Tolak Pembayaran Pakai Rubel, Perusahaan Energi Rusia Gazprom Putus Pasokan Gas ke Belanda
Perusahaan energi asal Rusia Gazprom resmi memberhentikan ekspor gasnya kepada Belanda, Selasa (31/5/2022).
Penulis: Namira Yunia Lestanti
Editor: Sanusi
Laporan Wartawan Tribunnews.com, Namira Yunia Lestanti
TRIBUNNEWS.COM, MOSCOW – Perusahaan energi asal Rusia Gazprom resmi memberhentikan ekspor gasnya kepada Belanda, Selasa (31/5/2022).
Penghentian ekspor tersebut terjadi setelah perusahaan perdagangan gas Belanda, GasTerra menolak permintaan Putin untuk melakukan pembayaran dengan mata uang rubel.
Sebagai informasi sejak Barat memboikot Rusia dari sistem keuangan internasional, Putin memberlakukan aturan baru bagi para mitranya untuk membayar impor mereka dalam mata uang Rubel.
Dengan maksud untuk memperlancar aliran dana Rusia di tengah adanya sanksi invasi. Namun permintaan tersebut tak kunjung dilaksanakan Belanda, hingga akhirnya Gazprom memutus pasokan gasnya.
Baca juga: Rusia Uji Coba Proyek Rubel Digital Pada April 2023 Mendatang
“GasTerra telah memutuskan untuk tidak mematuhi persyaratan pembayaran sepihak Gazprom,” ujar perwakilan perusahaan Gazprom.
Dilansir dari Dutch News, GasTerra sendiri biasa memasok gas dari Gazprom sebesar 2 miliar meter kubik. Namun setelah Rusia berhenti mengimpor gas miliknya, kini pasokan gas tahunan di Belanda berkurang sekitar 5 persen dari periode sebelumnya.
Meski cadangan gas Belanda telah dipotong Rusia, namun menurut Menteri Energi Belanda, Rob Jetten, keputusan tersebut tidak akan berdampak apapun pada pasokan gas rumah tangga ataupun pelanggan korporasi.
Baca juga: Putin Ingin Dua Wilayah Ukraina Gabung Rusia, Perkenalkan Rubel hingga Percepat Kewarganegaraan
"GasTerra telah membeli pasokan gas dari sumber lain. Pemerintah terus mencari alternatif lain" jelas Jetten.
════
§ Petunjuk 1
Ringkas paragraf berita tentang Gazprom yang diawali "Meski cadangan gas Belanda", tetapi jangan hilangkan fakta utamanya.
Teks sumber dan catatan tidak saling berkaitan.
════
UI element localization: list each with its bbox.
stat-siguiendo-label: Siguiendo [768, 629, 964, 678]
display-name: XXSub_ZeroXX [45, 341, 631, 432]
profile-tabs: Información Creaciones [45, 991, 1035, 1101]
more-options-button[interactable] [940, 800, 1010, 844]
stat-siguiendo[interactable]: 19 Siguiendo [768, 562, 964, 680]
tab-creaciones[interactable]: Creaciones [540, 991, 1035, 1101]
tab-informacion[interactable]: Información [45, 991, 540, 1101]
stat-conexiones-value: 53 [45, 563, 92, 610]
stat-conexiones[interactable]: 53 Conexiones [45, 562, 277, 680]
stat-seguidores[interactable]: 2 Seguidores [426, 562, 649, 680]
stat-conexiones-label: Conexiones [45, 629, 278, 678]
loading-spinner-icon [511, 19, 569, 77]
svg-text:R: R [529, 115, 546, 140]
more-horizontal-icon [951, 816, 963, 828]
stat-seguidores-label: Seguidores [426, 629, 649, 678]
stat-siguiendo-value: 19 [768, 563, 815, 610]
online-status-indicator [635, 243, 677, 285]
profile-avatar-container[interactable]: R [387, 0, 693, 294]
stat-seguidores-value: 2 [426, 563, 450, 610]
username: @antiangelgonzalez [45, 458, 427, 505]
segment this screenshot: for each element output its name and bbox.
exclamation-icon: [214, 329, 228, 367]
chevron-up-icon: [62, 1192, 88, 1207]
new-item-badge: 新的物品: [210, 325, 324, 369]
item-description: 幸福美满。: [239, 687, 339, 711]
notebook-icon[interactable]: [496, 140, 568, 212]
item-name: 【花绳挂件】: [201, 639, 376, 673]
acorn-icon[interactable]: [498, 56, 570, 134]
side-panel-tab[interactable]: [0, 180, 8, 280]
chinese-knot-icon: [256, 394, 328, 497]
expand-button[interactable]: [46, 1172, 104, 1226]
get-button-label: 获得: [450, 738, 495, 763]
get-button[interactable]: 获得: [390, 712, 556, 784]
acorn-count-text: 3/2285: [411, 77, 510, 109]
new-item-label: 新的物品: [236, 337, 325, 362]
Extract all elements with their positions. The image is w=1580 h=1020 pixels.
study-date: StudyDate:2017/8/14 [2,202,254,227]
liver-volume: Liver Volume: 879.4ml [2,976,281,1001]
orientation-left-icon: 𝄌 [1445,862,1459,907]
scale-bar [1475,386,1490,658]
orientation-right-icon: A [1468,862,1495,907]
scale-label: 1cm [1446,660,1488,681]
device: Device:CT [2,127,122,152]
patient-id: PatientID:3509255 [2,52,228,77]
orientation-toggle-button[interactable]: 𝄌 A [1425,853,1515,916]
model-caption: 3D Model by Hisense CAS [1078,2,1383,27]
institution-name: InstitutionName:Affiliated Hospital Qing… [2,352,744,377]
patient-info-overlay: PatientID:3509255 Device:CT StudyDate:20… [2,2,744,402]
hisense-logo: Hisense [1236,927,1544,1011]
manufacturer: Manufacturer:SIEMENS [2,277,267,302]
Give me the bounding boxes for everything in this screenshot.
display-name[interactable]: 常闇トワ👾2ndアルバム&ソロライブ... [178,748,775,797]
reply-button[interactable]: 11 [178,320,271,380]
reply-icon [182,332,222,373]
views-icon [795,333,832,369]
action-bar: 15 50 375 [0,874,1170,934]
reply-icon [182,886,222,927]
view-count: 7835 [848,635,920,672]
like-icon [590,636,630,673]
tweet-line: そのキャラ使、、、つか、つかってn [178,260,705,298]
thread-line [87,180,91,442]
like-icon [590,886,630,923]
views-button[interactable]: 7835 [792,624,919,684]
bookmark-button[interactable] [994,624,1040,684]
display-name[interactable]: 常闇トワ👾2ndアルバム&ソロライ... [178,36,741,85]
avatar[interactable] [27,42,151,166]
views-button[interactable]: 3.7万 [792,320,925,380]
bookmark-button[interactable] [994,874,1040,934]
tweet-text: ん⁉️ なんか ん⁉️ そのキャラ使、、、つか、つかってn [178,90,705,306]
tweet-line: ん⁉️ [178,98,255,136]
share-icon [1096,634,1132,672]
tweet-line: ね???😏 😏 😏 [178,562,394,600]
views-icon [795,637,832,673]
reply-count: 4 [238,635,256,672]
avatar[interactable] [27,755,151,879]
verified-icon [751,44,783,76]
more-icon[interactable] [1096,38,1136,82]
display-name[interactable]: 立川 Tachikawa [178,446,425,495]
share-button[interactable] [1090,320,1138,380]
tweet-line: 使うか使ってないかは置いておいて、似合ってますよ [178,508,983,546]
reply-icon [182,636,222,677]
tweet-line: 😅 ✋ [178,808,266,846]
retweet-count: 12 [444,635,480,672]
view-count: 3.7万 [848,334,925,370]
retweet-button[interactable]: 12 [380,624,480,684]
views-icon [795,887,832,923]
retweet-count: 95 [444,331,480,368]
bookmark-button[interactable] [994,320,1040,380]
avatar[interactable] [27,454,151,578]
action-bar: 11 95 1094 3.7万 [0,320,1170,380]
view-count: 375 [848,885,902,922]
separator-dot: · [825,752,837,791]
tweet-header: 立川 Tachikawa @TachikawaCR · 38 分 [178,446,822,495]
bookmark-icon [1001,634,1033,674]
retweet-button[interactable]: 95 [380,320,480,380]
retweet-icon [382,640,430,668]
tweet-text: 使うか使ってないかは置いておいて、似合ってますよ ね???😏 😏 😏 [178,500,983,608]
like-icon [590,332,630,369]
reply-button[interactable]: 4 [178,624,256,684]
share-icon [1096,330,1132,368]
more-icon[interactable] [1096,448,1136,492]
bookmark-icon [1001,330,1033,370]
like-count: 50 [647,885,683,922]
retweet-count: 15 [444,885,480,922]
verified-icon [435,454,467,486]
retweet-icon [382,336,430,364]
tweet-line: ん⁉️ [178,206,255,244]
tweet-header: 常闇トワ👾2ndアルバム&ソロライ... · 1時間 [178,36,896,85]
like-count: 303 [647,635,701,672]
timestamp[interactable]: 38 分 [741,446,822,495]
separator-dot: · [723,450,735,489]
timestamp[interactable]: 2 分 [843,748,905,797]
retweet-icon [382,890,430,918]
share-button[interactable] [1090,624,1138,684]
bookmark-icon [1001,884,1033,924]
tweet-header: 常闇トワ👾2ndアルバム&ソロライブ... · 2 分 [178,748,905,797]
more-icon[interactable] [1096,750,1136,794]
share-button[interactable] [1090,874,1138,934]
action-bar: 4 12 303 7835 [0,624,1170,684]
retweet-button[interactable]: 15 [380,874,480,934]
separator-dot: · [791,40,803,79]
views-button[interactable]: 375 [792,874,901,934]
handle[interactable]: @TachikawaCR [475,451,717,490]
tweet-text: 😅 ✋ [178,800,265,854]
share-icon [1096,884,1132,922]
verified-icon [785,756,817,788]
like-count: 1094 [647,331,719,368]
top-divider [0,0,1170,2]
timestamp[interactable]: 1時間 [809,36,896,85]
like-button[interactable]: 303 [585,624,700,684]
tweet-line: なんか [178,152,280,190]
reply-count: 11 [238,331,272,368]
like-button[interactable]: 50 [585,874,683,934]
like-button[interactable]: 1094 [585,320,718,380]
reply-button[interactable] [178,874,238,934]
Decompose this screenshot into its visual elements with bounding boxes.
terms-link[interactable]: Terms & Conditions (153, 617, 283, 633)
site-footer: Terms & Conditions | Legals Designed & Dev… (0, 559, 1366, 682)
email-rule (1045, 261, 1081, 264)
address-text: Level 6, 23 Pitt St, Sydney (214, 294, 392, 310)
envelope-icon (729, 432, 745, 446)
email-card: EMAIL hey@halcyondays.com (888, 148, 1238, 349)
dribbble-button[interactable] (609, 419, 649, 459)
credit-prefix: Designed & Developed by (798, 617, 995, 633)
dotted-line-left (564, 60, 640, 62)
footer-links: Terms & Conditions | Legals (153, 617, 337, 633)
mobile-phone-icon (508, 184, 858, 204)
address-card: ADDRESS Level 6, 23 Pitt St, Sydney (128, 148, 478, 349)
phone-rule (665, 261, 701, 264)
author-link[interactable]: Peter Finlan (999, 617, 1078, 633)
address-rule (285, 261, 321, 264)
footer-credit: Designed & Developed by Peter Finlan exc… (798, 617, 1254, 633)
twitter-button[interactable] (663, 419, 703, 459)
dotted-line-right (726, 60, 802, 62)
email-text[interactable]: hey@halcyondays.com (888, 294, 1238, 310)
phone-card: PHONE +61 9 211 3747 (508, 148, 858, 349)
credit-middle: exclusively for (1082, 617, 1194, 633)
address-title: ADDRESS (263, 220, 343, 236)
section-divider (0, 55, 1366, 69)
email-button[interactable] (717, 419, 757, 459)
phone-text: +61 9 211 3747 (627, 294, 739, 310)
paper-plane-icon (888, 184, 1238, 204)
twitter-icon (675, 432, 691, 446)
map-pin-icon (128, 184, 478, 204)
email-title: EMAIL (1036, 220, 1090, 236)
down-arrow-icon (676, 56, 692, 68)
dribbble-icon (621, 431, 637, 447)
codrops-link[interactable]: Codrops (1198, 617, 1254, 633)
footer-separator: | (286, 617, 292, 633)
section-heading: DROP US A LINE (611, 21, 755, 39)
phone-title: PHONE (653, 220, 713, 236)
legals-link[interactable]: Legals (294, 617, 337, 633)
════
§ Petunjuk 2
Hitung baris dalam catatan yang memuat string "新的物品", dengan membedakan huruf besar dan kecil. Tuliskan angkanya saja.

§ Jawaban Tertulis 1
Menurut Menteri Energi Belanda, Rob Jetten, pemotongan cadangan gas Belanda oleh Rusia tidak akan berdampak pada pasokan gas rumah tangga maupun pelanggan korporasi.

§ Jawaban Tertulis 2
2